PROBLEM TO SOLVE -
Copy out the material below in full, but not its images.

DATA RECORDS -
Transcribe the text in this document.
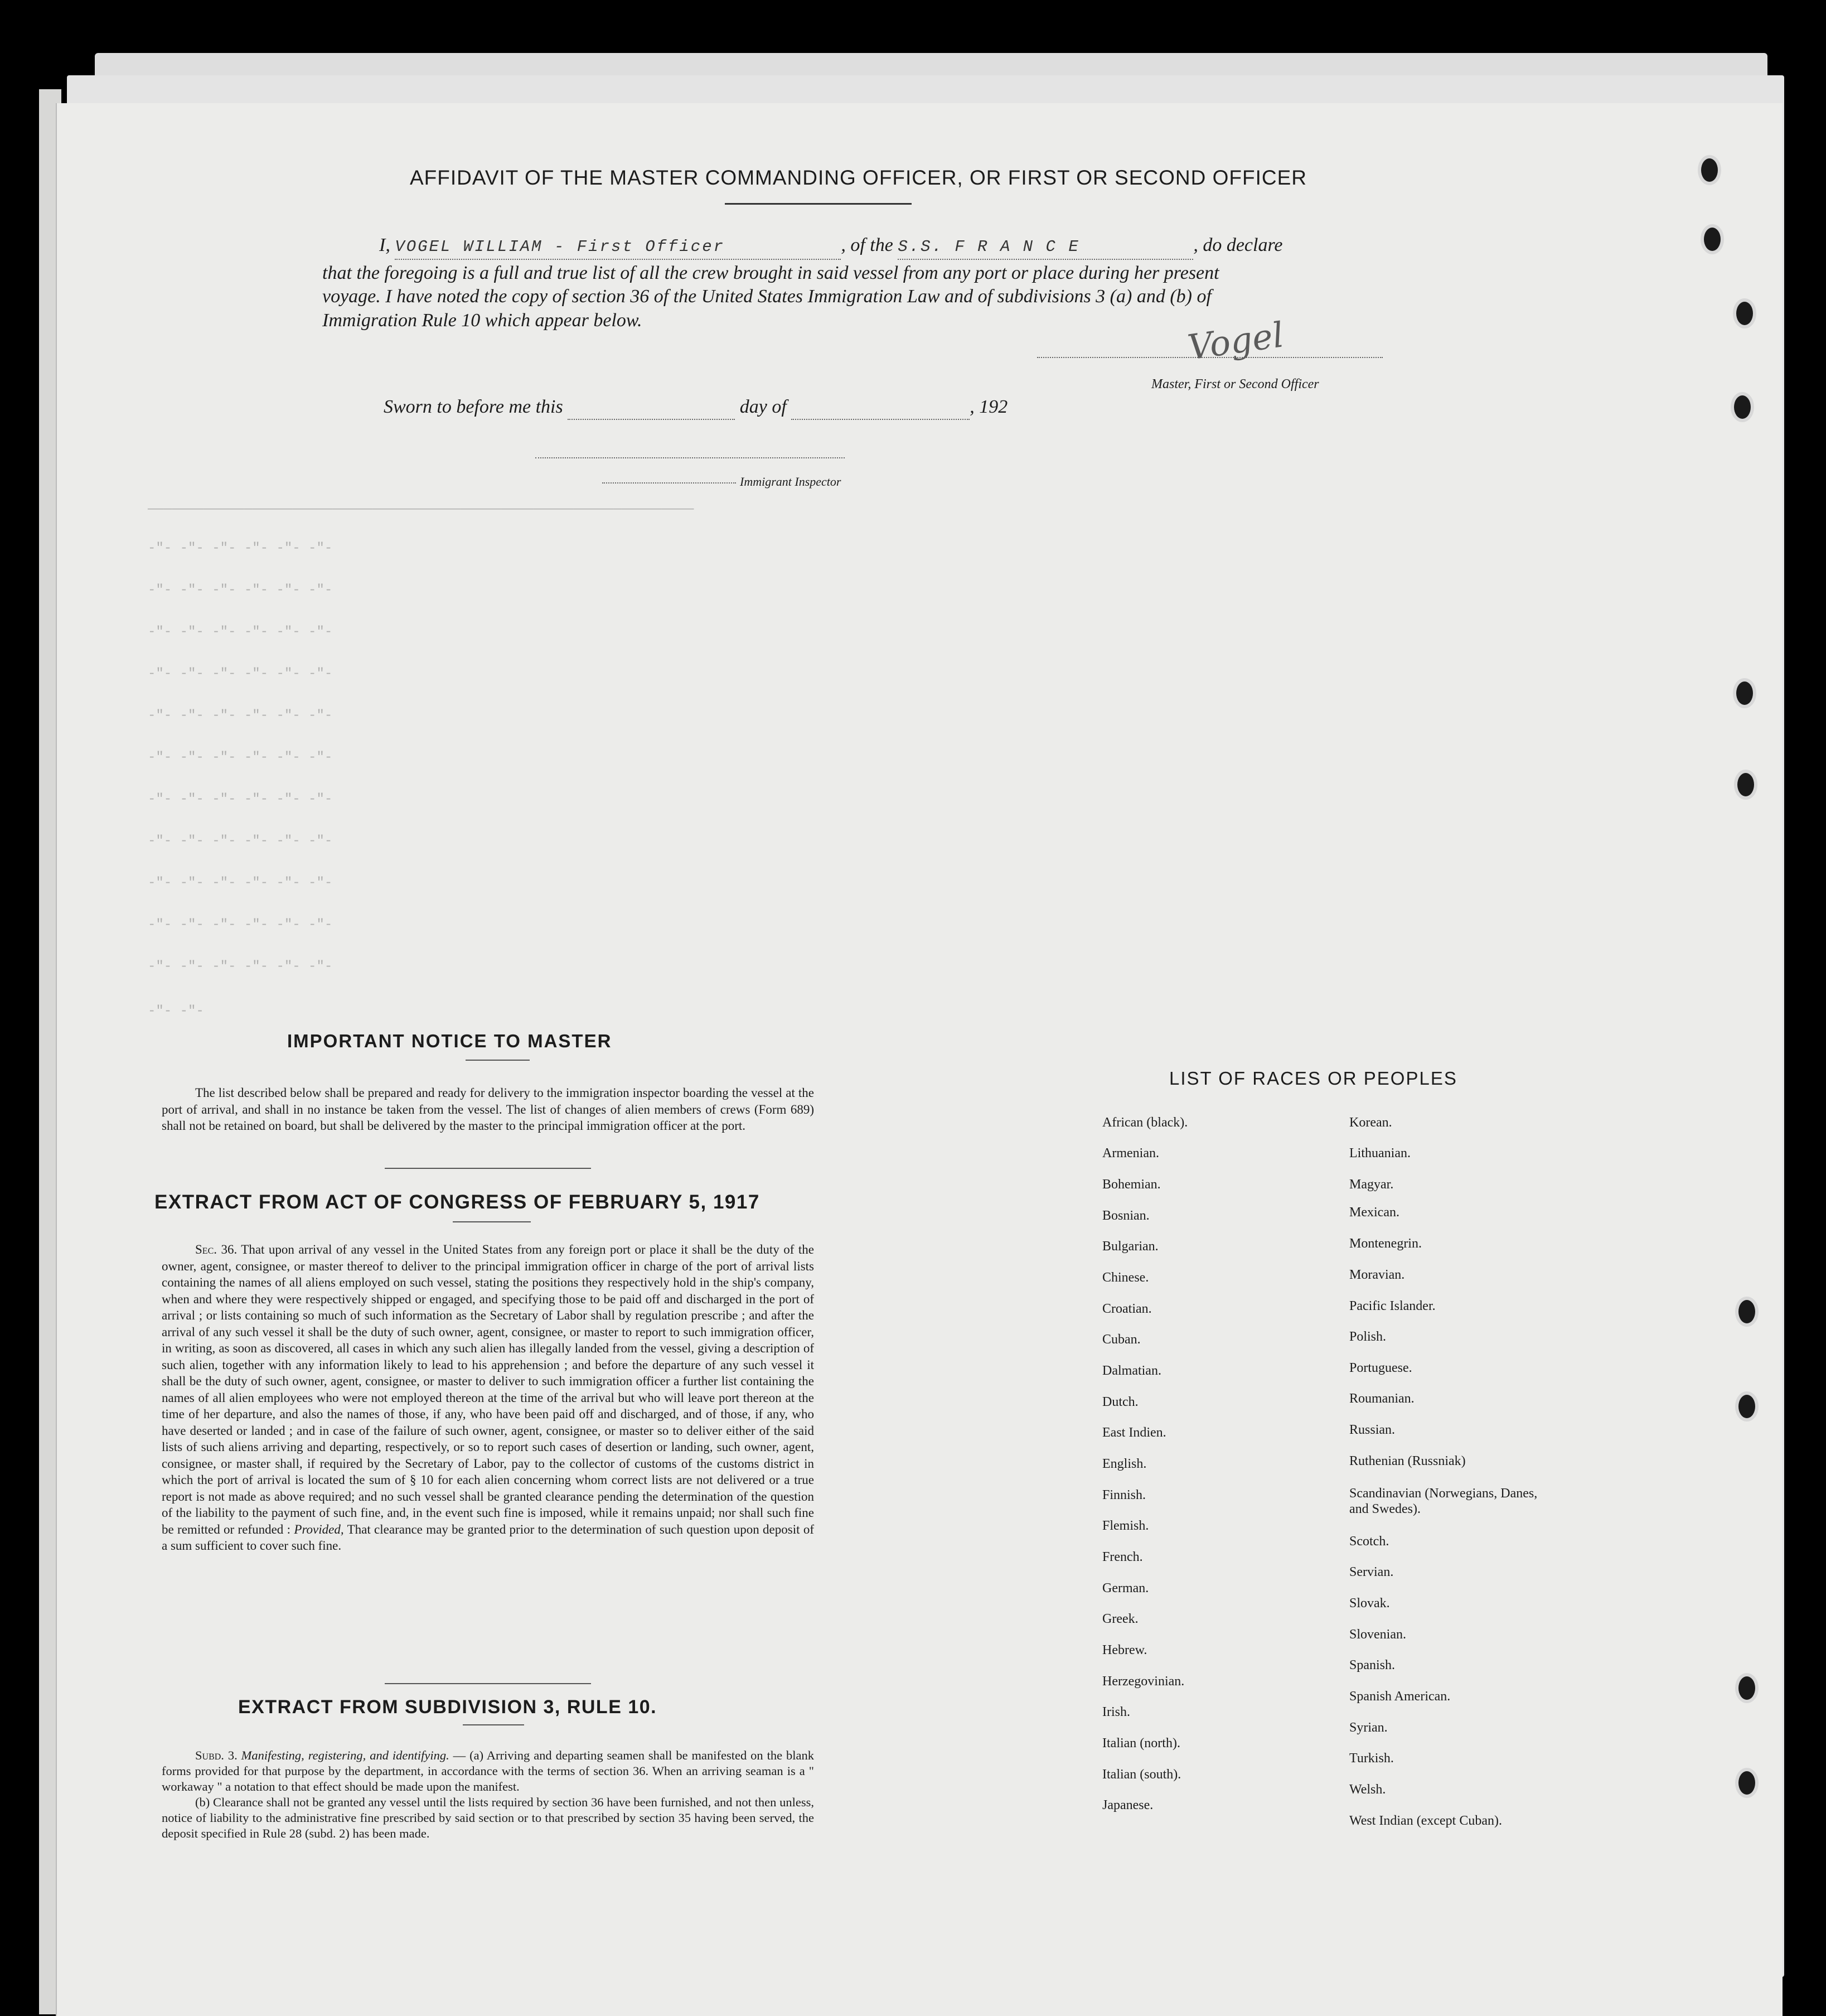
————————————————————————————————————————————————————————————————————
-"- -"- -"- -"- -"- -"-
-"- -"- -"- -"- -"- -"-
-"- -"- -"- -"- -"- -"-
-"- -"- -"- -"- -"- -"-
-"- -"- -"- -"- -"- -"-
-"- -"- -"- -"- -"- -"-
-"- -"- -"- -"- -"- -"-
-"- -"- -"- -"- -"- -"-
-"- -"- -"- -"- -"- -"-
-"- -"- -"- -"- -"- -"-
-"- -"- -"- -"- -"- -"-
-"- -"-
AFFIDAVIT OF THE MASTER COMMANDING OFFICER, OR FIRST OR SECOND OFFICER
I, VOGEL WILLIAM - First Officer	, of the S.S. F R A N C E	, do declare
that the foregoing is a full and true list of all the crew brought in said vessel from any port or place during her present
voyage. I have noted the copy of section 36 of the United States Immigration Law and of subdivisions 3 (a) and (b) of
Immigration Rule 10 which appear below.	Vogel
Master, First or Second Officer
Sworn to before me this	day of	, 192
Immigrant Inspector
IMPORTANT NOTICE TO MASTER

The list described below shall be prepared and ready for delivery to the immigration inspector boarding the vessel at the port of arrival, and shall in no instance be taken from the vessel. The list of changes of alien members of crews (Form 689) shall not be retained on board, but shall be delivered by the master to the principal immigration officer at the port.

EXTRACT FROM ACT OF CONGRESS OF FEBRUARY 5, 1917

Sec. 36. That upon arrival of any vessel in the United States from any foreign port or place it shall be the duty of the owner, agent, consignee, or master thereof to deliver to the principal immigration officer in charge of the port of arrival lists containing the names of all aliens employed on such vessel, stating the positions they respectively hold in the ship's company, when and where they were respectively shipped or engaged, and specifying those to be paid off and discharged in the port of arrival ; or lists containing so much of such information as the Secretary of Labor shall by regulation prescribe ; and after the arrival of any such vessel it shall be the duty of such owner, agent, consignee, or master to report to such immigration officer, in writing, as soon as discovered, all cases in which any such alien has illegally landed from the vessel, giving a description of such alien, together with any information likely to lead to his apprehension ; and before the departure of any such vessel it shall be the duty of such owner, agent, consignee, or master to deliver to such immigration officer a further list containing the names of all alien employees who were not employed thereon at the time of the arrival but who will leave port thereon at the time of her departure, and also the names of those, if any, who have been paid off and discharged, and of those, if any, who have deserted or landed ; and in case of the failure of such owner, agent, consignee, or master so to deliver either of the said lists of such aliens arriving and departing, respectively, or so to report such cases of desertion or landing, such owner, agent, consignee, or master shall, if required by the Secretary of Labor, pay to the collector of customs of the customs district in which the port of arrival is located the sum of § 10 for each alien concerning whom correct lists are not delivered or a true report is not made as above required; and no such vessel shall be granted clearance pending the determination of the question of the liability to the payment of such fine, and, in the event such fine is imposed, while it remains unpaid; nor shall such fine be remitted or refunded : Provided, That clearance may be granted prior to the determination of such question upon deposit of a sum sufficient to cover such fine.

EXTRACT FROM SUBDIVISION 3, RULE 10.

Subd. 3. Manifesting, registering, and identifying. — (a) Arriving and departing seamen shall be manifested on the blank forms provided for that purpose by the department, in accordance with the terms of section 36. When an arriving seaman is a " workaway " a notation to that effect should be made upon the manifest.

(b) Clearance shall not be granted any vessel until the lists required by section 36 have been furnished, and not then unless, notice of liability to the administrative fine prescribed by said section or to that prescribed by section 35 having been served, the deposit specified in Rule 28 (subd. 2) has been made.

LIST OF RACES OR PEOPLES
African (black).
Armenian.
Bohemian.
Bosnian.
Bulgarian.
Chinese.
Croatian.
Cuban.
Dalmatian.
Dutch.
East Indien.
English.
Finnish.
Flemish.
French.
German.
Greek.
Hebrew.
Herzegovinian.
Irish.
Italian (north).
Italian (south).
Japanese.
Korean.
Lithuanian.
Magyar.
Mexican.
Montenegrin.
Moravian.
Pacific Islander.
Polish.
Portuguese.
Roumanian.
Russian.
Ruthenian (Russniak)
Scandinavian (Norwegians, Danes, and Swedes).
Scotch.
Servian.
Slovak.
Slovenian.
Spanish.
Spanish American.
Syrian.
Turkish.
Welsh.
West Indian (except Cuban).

TASK ANSWER -
Transcribe the text in this document.
————————————————————————————————————————————————————————————————————
-"- -"- -"- -"- -"- -"-
-"- -"- -"- -"- -"- -"-
-"- -"- -"- -"- -"- -"-
-"- -"- -"- -"- -"- -"-
-"- -"- -"- -"- -"- -"-
-"- -"- -"- -"- -"- -"-
-"- -"- -"- -"- -"- -"-
-"- -"- -"- -"- -"- -"-
-"- -"- -"- -"- -"- -"-
-"- -"- -"- -"- -"- -"-
-"- -"- -"- -"- -"- -"-
-"- -"-
AFFIDAVIT OF THE MASTER COMMANDING OFFICER, OR FIRST OR SECOND OFFICER
I, VOGEL WILLIAM - First Officer	, of the S.S. F R A N C E	, do declare
that the foregoing is a full and true list of all the crew brought in said vessel from any port or place during her present
voyage. I have noted the copy of section 36 of the United States Immigration Law and of subdivisions 3 (a) and (b) of
Immigration Rule 10 which appear below.	Vogel
Master, First or Second Officer
Sworn to before me this	day of	, 192
Immigrant Inspector
IMPORTANT NOTICE TO MASTER

The list described below shall be prepared and ready for delivery to the immigration inspector boarding the vessel at the port of arrival, and shall in no instance be taken from the vessel. The list of changes of alien members of crews (Form 689) shall not be retained on board, but shall be delivered by the master to the principal immigration officer at the port.

EXTRACT FROM ACT OF CONGRESS OF FEBRUARY 5, 1917

Sec. 36. That upon arrival of any vessel in the United States from any foreign port or place it shall be the duty of the owner, agent, consignee, or master thereof to deliver to the principal immigration officer in charge of the port of arrival lists containing the names of all aliens employed on such vessel, stating the positions they respectively hold in the ship's company, when and where they were respectively shipped or engaged, and specifying those to be paid off and discharged in the port of arrival ; or lists containing so much of such information as the Secretary of Labor shall by regulation prescribe ; and after the arrival of any such vessel it shall be the duty of such owner, agent, consignee, or master to report to such immigration officer, in writing, as soon as discovered, all cases in which any such alien has illegally landed from the vessel, giving a description of such alien, together with any information likely to lead to his apprehension ; and before the departure of any such vessel it shall be the duty of such owner, agent, consignee, or master to deliver to such immigration officer a further list containing the names of all alien employees who were not employed thereon at the time of the arrival but who will leave port thereon at the time of her departure, and also the names of those, if any, who have been paid off and discharged, and of those, if any, who have deserted or landed ; and in case of the failure of such owner, agent, consignee, or master so to deliver either of the said lists of such aliens arriving and departing, respectively, or so to report such cases of desertion or landing, such owner, agent, consignee, or master shall, if required by the Secretary of Labor, pay to the collector of customs of the customs district in which the port of arrival is located the sum of § 10 for each alien concerning whom correct lists are not delivered or a true report is not made as above required; and no such vessel shall be granted clearance pending the determination of the question of the liability to the payment of such fine, and, in the event such fine is imposed, while it remains unpaid; nor shall such fine be remitted or refunded : Provided, That clearance may be granted prior to the determination of such question upon deposit of a sum sufficient to cover such fine.

EXTRACT FROM SUBDIVISION 3, RULE 10.

Subd. 3. Manifesting, registering, and identifying. — (a) Arriving and departing seamen shall be manifested on the blank forms provided for that purpose by the department, in accordance with the terms of section 36. When an arriving seaman is a " workaway " a notation to that effect should be made upon the manifest.

(b) Clearance shall not be granted any vessel until the lists required by section 36 have been furnished, and not then unless, notice of liability to the administrative fine prescribed by said section or to that prescribed by section 35 having been served, the deposit specified in Rule 28 (subd. 2) has been made.

LIST OF RACES OR PEOPLES
African (black).
Armenian.
Bohemian.
Bosnian.
Bulgarian.
Chinese.
Croatian.
Cuban.
Dalmatian.
Dutch.
East Indien.
English.
Finnish.
Flemish.
French.
German.
Greek.
Hebrew.
Herzegovinian.
Irish.
Italian (north).
Italian (south).
Japanese.
Korean.
Lithuanian.
Magyar.
Mexican.
Montenegrin.
Moravian.
Pacific Islander.
Polish.
Portuguese.
Roumanian.
Russian.
Ruthenian (Russniak)
Scandinavian (Norwegians, Danes, and Swedes).
Scotch.
Servian.
Slovak.
Slovenian.
Spanish.
Spanish American.
Syrian.
Turkish.
Welsh.
West Indian (except Cuban).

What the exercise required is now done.